> [Short problem]
Wherever the word "woven" turns up in a line of the entries, copy that line.

***** Extracted data

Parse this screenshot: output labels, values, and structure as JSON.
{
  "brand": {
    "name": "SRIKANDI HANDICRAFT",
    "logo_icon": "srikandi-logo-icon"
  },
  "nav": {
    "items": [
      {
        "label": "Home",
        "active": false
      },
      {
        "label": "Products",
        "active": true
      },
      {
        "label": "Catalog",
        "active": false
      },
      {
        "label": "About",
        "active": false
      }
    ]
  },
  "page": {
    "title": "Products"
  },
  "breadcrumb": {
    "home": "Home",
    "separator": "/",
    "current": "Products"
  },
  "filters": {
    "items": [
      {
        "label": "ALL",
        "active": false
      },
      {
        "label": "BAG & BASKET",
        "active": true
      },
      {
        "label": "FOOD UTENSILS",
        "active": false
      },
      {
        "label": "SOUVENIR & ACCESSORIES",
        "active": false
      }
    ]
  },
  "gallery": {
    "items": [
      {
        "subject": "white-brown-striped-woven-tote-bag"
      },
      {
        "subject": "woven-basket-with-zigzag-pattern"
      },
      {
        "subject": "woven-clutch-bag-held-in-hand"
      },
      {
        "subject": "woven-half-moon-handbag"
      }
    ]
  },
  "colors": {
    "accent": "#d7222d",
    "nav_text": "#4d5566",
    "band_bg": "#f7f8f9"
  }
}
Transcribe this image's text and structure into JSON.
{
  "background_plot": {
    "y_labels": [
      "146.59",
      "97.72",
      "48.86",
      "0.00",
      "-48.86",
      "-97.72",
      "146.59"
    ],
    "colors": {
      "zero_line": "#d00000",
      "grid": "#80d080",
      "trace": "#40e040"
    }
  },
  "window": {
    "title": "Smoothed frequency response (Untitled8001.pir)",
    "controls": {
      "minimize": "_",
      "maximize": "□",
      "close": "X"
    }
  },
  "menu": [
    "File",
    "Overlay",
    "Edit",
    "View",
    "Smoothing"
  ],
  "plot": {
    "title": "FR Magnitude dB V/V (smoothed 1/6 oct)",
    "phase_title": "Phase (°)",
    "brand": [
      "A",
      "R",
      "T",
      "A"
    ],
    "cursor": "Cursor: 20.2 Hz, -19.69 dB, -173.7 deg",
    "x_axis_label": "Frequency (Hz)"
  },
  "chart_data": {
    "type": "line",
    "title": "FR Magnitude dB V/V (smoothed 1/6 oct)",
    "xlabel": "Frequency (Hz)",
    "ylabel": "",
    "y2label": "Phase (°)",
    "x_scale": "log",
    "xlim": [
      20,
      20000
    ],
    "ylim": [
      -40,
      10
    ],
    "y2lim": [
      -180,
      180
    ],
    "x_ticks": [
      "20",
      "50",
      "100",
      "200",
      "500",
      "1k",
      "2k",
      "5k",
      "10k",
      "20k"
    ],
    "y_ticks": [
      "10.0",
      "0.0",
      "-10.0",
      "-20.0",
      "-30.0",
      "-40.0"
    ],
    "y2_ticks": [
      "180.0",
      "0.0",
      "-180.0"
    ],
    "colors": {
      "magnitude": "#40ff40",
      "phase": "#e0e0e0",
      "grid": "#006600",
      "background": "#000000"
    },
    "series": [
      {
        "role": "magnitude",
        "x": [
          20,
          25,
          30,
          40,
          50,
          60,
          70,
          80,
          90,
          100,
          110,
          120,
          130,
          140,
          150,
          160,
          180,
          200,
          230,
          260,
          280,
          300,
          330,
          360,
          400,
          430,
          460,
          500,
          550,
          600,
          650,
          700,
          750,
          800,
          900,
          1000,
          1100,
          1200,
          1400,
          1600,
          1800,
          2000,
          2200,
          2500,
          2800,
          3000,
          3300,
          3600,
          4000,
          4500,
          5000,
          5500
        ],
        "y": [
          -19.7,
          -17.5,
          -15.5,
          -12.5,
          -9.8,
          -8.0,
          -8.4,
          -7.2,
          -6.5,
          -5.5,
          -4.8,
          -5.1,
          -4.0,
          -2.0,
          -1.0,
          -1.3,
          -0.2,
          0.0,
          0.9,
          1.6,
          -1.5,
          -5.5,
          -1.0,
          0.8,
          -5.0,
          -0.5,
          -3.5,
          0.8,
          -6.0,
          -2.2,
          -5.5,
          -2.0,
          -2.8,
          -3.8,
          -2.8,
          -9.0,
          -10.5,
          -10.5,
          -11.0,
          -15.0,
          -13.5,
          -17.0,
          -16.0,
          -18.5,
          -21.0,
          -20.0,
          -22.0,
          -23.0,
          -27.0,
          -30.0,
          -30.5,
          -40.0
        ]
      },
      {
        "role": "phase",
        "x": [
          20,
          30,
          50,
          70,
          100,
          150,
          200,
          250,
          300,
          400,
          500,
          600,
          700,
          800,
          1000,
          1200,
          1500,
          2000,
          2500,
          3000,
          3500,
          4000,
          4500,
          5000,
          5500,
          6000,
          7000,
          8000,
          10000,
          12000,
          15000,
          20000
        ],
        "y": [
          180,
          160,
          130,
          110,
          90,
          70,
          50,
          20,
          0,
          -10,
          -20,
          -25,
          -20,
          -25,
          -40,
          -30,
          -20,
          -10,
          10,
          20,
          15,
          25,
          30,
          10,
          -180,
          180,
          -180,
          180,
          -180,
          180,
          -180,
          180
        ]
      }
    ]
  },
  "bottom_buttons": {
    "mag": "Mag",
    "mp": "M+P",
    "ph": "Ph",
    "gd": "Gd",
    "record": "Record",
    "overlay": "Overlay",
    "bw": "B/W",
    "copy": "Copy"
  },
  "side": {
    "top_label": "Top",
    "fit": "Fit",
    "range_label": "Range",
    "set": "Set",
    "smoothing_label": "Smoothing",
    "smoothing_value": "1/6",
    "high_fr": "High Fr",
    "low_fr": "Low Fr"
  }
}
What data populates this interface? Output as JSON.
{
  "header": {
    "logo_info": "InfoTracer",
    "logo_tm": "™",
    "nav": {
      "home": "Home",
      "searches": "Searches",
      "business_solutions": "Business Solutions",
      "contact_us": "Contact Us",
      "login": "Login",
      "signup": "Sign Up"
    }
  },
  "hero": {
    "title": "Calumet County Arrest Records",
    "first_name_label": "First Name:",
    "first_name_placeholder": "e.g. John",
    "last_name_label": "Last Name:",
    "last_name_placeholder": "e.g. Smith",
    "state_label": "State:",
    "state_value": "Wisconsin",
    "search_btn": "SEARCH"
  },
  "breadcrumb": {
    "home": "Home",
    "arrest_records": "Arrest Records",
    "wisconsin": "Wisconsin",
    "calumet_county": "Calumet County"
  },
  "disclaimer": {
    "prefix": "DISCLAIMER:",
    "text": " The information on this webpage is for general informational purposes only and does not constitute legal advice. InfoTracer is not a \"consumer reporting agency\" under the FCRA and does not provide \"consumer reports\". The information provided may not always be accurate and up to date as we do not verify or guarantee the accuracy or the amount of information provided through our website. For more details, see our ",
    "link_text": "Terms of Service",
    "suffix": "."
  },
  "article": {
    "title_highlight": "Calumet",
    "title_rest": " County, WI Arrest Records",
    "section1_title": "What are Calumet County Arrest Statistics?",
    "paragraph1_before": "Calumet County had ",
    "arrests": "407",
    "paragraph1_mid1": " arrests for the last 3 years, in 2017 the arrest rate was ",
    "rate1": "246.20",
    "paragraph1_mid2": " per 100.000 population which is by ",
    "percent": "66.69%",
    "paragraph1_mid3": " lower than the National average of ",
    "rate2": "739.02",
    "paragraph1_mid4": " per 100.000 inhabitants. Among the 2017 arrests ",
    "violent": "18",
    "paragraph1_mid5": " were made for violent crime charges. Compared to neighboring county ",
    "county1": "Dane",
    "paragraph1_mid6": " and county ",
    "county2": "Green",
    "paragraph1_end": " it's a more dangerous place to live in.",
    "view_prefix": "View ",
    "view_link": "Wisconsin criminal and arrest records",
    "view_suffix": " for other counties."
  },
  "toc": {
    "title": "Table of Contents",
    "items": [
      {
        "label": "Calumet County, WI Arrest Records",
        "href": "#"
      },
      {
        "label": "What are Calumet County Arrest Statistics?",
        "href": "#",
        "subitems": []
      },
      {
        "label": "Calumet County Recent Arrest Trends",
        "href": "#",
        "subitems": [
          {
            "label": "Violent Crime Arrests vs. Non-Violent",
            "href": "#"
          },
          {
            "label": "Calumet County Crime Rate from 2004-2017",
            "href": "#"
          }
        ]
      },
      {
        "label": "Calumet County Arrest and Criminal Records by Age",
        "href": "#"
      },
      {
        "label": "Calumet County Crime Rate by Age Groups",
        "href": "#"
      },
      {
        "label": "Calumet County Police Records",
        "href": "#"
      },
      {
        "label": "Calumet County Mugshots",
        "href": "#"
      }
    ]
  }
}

**********

> [Task response]
        "subject": "white-brown-striped-woven-tote-bag"
        "subject": "woven-basket-with-zigzag-pattern"
        "subject": "woven-clutch-bag-held-in-hand"
        "subject": "woven-half-moon-handbag"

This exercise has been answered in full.